*** GIVEN DATA ***

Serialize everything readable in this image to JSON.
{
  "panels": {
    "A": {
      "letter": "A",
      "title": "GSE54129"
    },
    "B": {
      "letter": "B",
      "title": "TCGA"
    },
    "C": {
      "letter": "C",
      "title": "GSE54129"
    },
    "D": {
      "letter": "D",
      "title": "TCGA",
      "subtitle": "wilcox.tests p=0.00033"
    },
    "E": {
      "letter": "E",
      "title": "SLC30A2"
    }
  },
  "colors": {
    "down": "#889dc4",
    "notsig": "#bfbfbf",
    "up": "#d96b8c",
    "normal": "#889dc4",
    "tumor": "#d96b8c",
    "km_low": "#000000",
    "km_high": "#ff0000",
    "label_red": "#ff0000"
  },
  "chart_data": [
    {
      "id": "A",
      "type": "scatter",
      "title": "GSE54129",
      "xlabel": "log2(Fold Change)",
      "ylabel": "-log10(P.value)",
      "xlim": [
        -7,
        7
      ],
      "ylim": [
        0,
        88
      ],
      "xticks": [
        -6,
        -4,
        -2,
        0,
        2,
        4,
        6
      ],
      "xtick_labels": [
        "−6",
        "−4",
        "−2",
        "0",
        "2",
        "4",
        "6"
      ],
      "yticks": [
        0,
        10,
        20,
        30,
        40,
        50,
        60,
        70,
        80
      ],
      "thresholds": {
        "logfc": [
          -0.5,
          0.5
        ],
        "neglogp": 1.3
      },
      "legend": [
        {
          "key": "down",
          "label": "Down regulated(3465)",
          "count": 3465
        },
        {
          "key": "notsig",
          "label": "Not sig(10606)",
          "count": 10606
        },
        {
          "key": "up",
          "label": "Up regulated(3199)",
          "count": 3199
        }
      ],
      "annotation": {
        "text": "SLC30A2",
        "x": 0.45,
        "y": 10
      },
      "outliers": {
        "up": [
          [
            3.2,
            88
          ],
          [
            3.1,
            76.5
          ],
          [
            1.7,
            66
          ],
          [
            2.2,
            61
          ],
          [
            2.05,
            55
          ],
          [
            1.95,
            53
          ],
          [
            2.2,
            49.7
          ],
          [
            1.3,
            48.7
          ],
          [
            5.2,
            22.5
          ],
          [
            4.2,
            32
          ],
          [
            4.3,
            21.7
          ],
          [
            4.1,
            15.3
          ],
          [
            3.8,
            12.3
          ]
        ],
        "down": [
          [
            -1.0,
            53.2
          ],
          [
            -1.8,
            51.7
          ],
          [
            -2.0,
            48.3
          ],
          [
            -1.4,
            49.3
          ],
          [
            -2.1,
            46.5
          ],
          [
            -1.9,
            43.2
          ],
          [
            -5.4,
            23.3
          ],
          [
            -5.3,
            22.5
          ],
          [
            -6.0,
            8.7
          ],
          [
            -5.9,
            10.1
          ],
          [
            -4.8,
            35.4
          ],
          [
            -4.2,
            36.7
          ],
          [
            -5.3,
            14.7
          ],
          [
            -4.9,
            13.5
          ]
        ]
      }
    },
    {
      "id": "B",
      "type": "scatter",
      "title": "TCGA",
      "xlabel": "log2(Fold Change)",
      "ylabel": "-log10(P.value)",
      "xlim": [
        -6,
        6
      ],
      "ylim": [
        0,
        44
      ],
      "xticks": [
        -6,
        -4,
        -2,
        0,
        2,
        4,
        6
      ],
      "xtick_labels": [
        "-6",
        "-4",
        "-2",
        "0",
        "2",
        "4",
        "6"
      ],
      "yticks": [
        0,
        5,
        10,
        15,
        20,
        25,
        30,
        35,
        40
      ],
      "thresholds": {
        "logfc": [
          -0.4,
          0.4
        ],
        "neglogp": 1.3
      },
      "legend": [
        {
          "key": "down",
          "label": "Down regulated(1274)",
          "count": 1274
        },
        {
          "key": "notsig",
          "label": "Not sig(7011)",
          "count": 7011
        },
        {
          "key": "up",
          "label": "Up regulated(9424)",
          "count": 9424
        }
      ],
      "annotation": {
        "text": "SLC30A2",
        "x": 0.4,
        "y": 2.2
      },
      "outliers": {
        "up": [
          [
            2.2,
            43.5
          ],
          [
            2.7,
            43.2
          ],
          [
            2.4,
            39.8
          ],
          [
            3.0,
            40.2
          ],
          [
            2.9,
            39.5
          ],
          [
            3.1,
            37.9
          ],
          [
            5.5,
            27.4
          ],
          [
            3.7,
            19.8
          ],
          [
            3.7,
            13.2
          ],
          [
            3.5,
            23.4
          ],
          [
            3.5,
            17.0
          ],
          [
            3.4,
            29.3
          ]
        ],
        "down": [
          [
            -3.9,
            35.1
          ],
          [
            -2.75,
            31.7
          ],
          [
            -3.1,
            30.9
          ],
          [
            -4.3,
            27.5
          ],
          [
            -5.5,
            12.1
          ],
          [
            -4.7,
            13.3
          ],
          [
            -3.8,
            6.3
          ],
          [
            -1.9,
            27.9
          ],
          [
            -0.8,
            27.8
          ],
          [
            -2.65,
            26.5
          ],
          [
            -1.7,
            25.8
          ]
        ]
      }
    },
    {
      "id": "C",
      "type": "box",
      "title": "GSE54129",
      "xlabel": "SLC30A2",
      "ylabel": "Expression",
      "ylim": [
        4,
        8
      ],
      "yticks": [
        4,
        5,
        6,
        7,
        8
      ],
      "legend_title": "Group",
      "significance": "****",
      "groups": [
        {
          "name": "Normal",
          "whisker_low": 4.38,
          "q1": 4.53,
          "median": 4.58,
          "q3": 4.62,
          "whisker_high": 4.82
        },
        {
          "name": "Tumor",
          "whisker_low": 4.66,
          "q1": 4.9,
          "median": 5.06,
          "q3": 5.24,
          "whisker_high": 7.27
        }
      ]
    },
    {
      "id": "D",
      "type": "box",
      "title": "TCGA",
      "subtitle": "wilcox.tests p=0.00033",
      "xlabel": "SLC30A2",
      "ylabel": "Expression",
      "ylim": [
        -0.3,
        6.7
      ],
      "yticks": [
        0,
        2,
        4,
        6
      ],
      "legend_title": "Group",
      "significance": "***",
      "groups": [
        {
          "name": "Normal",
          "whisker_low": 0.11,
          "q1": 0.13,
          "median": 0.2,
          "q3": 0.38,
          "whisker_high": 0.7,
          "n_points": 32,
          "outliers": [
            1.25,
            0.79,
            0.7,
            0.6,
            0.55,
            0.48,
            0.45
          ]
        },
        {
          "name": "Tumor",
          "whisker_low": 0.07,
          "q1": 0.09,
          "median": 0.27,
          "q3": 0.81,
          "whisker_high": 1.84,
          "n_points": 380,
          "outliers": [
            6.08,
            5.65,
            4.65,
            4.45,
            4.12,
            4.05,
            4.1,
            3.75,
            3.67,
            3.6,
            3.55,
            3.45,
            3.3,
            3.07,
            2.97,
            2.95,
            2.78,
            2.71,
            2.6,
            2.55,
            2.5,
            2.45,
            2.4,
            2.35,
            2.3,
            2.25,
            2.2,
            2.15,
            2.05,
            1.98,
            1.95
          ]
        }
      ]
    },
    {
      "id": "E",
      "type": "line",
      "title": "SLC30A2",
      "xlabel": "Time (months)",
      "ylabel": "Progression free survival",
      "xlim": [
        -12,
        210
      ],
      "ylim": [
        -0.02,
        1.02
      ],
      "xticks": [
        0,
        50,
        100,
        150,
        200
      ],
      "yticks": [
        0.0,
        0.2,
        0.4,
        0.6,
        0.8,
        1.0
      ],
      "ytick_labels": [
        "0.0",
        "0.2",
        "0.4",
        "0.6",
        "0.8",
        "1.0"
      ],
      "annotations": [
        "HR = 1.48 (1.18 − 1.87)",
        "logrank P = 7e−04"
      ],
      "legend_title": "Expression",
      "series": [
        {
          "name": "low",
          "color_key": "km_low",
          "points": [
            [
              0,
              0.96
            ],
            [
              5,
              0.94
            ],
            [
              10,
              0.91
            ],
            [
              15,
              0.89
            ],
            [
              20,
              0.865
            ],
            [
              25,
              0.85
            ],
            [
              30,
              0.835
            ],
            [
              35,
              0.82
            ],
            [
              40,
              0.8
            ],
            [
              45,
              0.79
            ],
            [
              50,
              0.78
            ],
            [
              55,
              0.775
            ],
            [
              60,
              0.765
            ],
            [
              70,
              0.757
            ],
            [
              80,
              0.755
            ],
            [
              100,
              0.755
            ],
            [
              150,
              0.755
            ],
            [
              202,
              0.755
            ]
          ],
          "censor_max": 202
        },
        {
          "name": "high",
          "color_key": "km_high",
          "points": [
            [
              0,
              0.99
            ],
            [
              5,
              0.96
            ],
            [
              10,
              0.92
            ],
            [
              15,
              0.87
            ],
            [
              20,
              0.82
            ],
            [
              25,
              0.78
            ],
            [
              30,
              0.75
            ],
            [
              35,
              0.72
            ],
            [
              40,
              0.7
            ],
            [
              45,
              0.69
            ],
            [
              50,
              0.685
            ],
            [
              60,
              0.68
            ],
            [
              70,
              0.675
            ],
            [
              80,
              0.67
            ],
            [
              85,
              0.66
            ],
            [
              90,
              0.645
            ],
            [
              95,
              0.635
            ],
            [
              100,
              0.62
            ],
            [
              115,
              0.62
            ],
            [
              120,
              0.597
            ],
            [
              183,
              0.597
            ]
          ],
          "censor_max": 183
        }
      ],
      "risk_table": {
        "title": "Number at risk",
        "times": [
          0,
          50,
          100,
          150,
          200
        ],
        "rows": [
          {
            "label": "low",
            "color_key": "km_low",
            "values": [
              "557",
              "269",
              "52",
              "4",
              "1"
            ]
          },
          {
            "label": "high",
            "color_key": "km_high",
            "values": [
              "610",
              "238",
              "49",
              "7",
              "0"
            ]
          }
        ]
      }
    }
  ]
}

***

ABOUT THIS TASK: To answer, copy each line from the material above that has the word "median".

TASK RESULT:
          "median": 4.58,
          "median": 5.06,
          "median": 0.2,
          "median": 0.27,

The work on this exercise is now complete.